===== PROVIDED DATA

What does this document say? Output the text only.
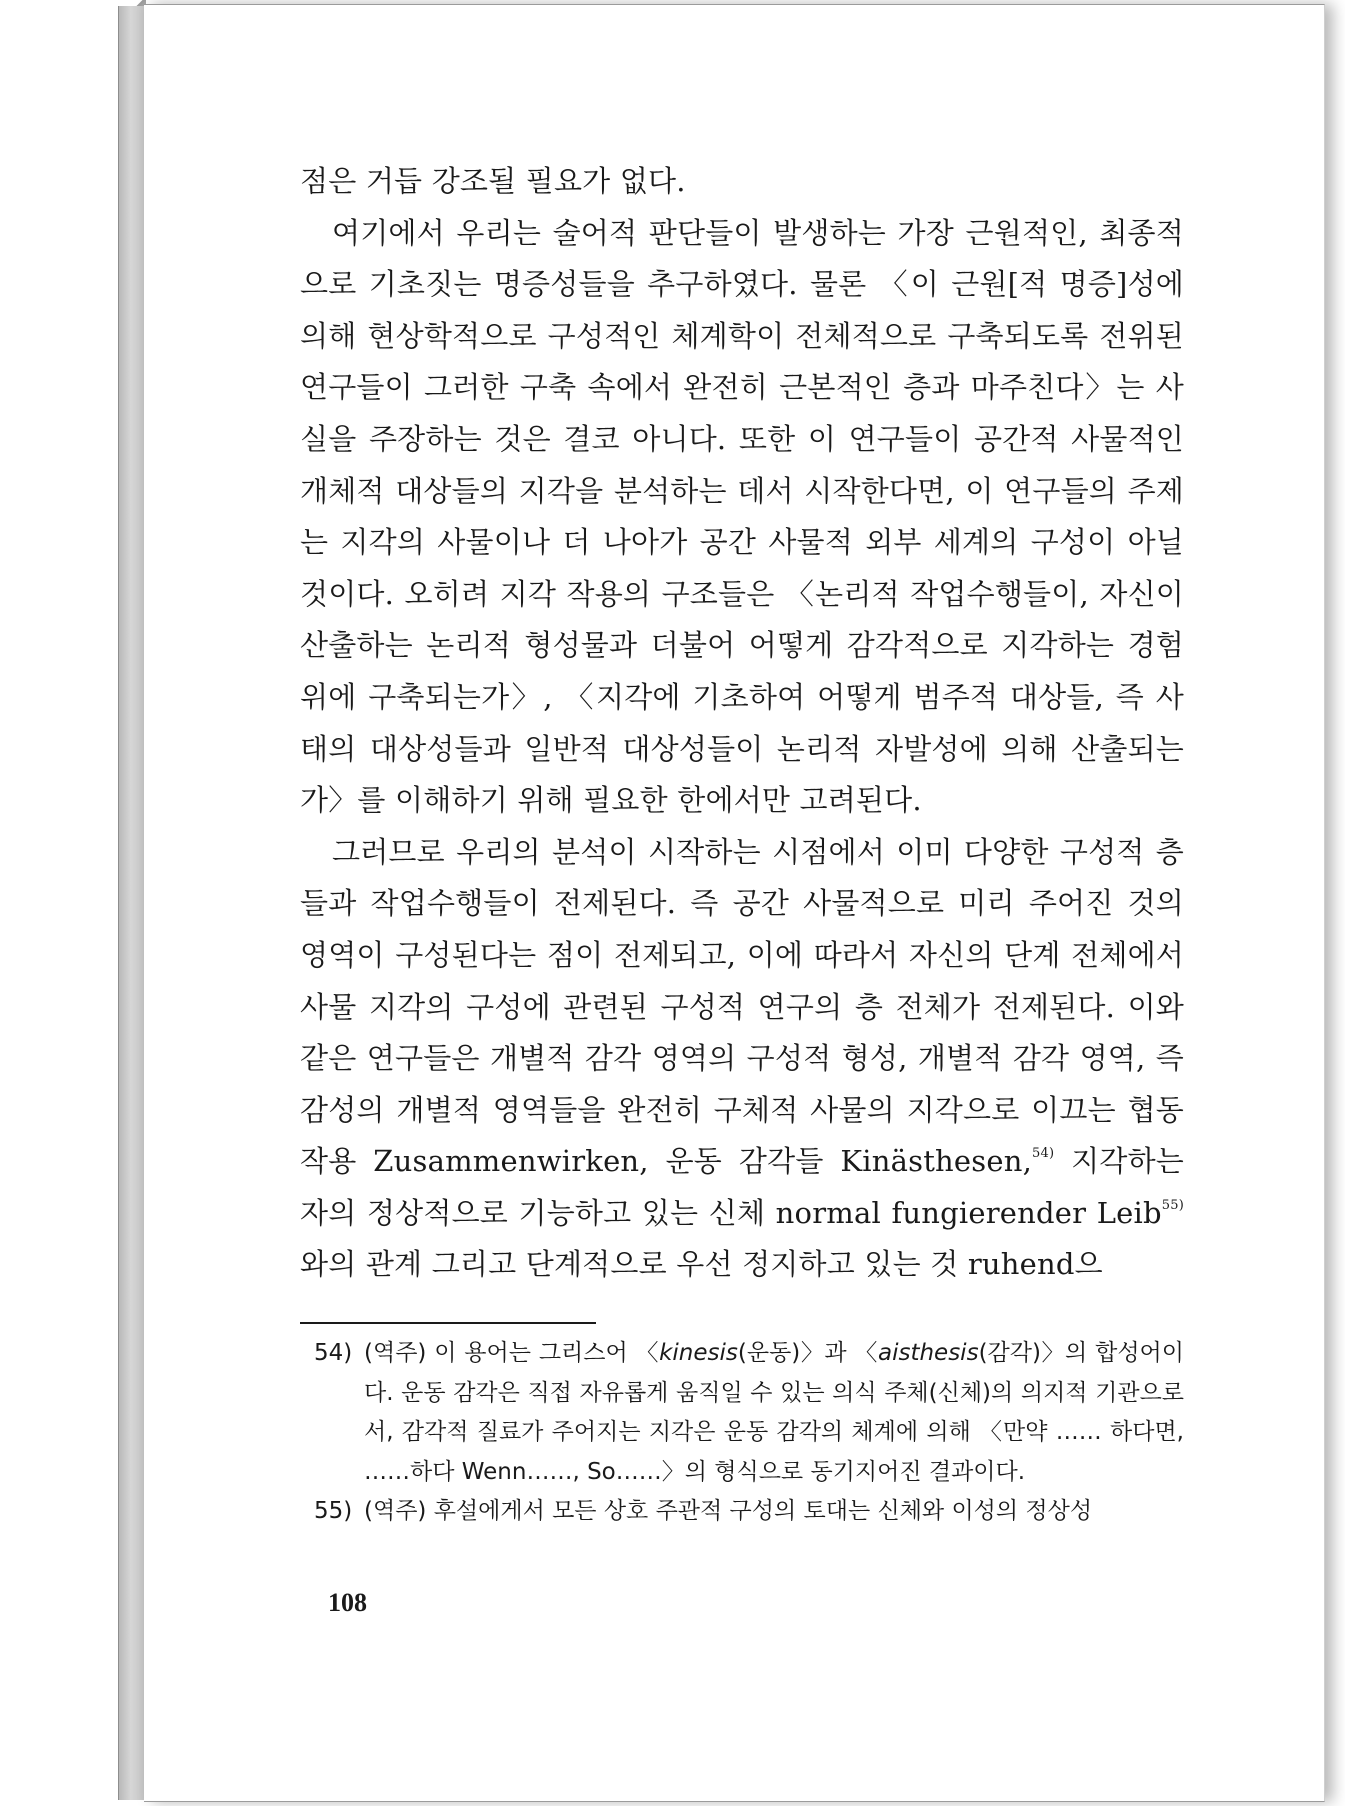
점은 거듭 강조될 필요가 없다.

여기에서 우리는 술어적 판단들이 발생하는 가장 근원적인, 최종적으로 기초짓는 명증성들을 추구하였다. 물론 〈이 근원[적 명증]성에 의해 현상학적으로 구성적인 체계학이 전체적으로 구축되도록 전위된 연구들이 그러한 구축 속에서 완전히 근본적인 층과 마주친다〉는 사실을 주장하는 것은 결코 아니다. 또한 이 연구들이 공간적 사물적인 개체적 대상들의 지각을 분석하는 데서 시작한다면, 이 연구들의 주제는 지각의 사물이나 더 나아가 공간 사물적 외부 세계의 구성이 아닐 것이다. 오히려 지각 작용의 구조들은 〈논리적 작업수행들이, 자신이 산출하는 논리적 형성물과 더불어 어떻게 감각적으로 지각하는 경험 위에 구축되는가〉, 〈지각에 기초하여 어떻게 범주적 대상들, 즉 사태의 대상성들과 일반적 대상성들이 논리적 자발성에 의해 산출되는가〉를 이해하기 위해 필요한 한에서만 고려된다.

그러므로 우리의 분석이 시작하는 시점에서 이미 다양한 구성적 층들과 작업수행들이 전제된다. 즉 공간 사물적으로 미리 주어진 것의 영역이 구성된다는 점이 전제되고, 이에 따라서 자신의 단계 전체에서 사물 지각의 구성에 관련된 구성적 연구의 층 전체가 전제된다. 이와 같은 연구들은 개별적 감각 영역의 구성적 형성, 개별적 감각 영역, 즉 감성의 개별적 영역들을 완전히 구체적 사물의 지각으로 이끄는 협동 작용 Zusammenwirken, 운동 감각들 Kinästhesen,$^{54)}$ 지각하는 자의 정상적으로 기능하고 있는 신체 normal fungierender Leib$^{55)}$와의 관계 그리고 단계적으로 우선 정지하고 있는 것 ruhend으

54) (역주) 이 용어는 그리스어 〈kinesis(운동)〉과 〈aisthesis(감각)〉의 합성어이다. 운동 감각은 직접 자유롭게 움직일 수 있는 의식 주체(신체)의 의지적 기관으로서, 감각적 질료가 주어지는 지각은 운동 감각의 체계에 의해 〈만약 …… 하다면, ……하다 Wenn……, So……〉의 형식으로 동기지어진 결과이다.
55) (역주) 후설에게서 모든 상호 주관적 구성의 토대는 신체와 이성의 정상성
108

==========

[DIRECTIVE]
Transcribe the records above exactly, leaving out every picture.

[ANSWER BELOW]
What does this document say? Output the text only.
점은 거듭 강조될 필요가 없다.

여기에서 우리는 술어적 판단들이 발생하는 가장 근원적인, 최종적으로 기초짓는 명증성들을 추구하였다. 물론 〈이 근원[적 명증]성에 의해 현상학적으로 구성적인 체계학이 전체적으로 구축되도록 전위된 연구들이 그러한 구축 속에서 완전히 근본적인 층과 마주친다〉는 사실을 주장하는 것은 결코 아니다. 또한 이 연구들이 공간적 사물적인 개체적 대상들의 지각을 분석하는 데서 시작한다면, 이 연구들의 주제는 지각의 사물이나 더 나아가 공간 사물적 외부 세계의 구성이 아닐 것이다. 오히려 지각 작용의 구조들은 〈논리적 작업수행들이, 자신이 산출하는 논리적 형성물과 더불어 어떻게 감각적으로 지각하는 경험 위에 구축되는가〉, 〈지각에 기초하여 어떻게 범주적 대상들, 즉 사태의 대상성들과 일반적 대상성들이 논리적 자발성에 의해 산출되는가〉를 이해하기 위해 필요한 한에서만 고려된다.

그러므로 우리의 분석이 시작하는 시점에서 이미 다양한 구성적 층들과 작업수행들이 전제된다. 즉 공간 사물적으로 미리 주어진 것의 영역이 구성된다는 점이 전제되고, 이에 따라서 자신의 단계 전체에서 사물 지각의 구성에 관련된 구성적 연구의 층 전체가 전제된다. 이와 같은 연구들은 개별적 감각 영역의 구성적 형성, 개별적 감각 영역, 즉 감성의 개별적 영역들을 완전히 구체적 사물의 지각으로 이끄는 협동 작용 Zusammenwirken, 운동 감각들 Kinästhesen,$^{54)}$ 지각하는 자의 정상적으로 기능하고 있는 신체 normal fungierender Leib$^{55)}$와의 관계 그리고 단계적으로 우선 정지하고 있는 것 ruhend으

54) (역주) 이 용어는 그리스어 〈kinesis(운동)〉과 〈aisthesis(감각)〉의 합성어이다. 운동 감각은 직접 자유롭게 움직일 수 있는 의식 주체(신체)의 의지적 기관으로서, 감각적 질료가 주어지는 지각은 운동 감각의 체계에 의해 〈만약 …… 하다면, ……하다 Wenn……, So……〉의 형식으로 동기지어진 결과이다.
55) (역주) 후설에게서 모든 상호 주관적 구성의 토대는 신체와 이성의 정상성
108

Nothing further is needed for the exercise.